Dataset items

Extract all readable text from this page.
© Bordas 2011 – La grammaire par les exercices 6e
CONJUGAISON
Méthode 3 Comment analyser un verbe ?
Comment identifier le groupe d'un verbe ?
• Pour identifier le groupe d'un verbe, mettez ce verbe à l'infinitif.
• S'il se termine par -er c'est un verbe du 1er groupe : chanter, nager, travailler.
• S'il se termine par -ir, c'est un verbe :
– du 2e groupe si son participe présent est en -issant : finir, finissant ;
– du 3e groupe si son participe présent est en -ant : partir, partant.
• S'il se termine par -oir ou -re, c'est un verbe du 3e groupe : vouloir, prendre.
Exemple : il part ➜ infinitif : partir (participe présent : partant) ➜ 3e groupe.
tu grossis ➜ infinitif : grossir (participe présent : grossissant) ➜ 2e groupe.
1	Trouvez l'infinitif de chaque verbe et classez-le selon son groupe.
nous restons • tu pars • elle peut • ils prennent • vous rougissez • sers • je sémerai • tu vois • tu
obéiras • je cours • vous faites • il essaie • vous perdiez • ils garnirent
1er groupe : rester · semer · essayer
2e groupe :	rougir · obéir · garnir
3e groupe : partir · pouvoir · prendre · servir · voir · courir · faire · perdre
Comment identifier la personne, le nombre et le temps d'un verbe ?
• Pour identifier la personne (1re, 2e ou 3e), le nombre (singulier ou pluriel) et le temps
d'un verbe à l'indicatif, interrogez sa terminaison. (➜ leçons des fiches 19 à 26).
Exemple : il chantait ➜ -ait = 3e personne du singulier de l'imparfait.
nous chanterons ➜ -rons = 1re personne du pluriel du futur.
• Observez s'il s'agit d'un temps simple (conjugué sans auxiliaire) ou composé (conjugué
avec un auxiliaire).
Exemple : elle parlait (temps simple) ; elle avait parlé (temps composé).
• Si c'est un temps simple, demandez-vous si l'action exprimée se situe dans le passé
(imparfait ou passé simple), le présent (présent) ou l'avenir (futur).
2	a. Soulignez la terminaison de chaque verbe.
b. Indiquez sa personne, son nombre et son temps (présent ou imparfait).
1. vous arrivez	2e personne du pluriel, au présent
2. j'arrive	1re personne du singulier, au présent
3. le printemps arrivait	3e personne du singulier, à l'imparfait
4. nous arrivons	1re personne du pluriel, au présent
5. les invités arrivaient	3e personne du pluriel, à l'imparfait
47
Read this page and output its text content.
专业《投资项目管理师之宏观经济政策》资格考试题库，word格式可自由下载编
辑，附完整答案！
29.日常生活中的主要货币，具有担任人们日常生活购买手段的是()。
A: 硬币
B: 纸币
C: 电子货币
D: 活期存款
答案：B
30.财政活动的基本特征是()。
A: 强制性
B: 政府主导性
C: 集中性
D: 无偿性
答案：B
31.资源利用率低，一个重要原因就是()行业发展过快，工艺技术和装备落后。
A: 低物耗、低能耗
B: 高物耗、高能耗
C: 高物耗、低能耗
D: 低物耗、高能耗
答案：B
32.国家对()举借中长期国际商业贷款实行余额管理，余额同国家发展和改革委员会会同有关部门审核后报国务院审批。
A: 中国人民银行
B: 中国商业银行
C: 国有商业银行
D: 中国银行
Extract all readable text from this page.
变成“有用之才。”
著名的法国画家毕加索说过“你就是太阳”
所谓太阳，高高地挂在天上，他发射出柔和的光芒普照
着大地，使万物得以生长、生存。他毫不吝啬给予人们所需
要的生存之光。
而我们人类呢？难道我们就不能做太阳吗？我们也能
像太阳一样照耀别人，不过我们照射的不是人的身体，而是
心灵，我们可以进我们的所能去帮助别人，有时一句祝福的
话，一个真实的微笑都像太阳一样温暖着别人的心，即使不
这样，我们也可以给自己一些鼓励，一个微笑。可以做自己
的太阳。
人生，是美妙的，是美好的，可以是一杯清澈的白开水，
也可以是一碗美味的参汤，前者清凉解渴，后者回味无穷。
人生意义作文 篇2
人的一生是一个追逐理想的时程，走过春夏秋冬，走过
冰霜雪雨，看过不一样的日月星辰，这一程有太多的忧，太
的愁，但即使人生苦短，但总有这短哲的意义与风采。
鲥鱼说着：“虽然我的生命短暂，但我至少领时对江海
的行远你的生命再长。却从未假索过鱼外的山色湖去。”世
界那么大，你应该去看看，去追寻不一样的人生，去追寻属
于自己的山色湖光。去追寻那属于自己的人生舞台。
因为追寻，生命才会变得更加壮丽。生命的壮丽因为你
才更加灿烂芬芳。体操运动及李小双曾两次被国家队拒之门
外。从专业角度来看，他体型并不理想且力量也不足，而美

> **Work to be completed**: Look for lines containing the string "imparfait" and copy them all.

> **Solution below**:
Exemple : il chantait ➜ -ait = 3e personne du singulier de l'imparfait.
(imparfait ou passé simple), le présent (présent) ou l'avenir (futur).
b. Indiquez sa personne, son nombre et son temps (présent ou imparfait).
3. le printemps arrivait	3e personne du singulier, à l'imparfait
5. les invités arrivaient	3e personne du pluriel, à l'imparfait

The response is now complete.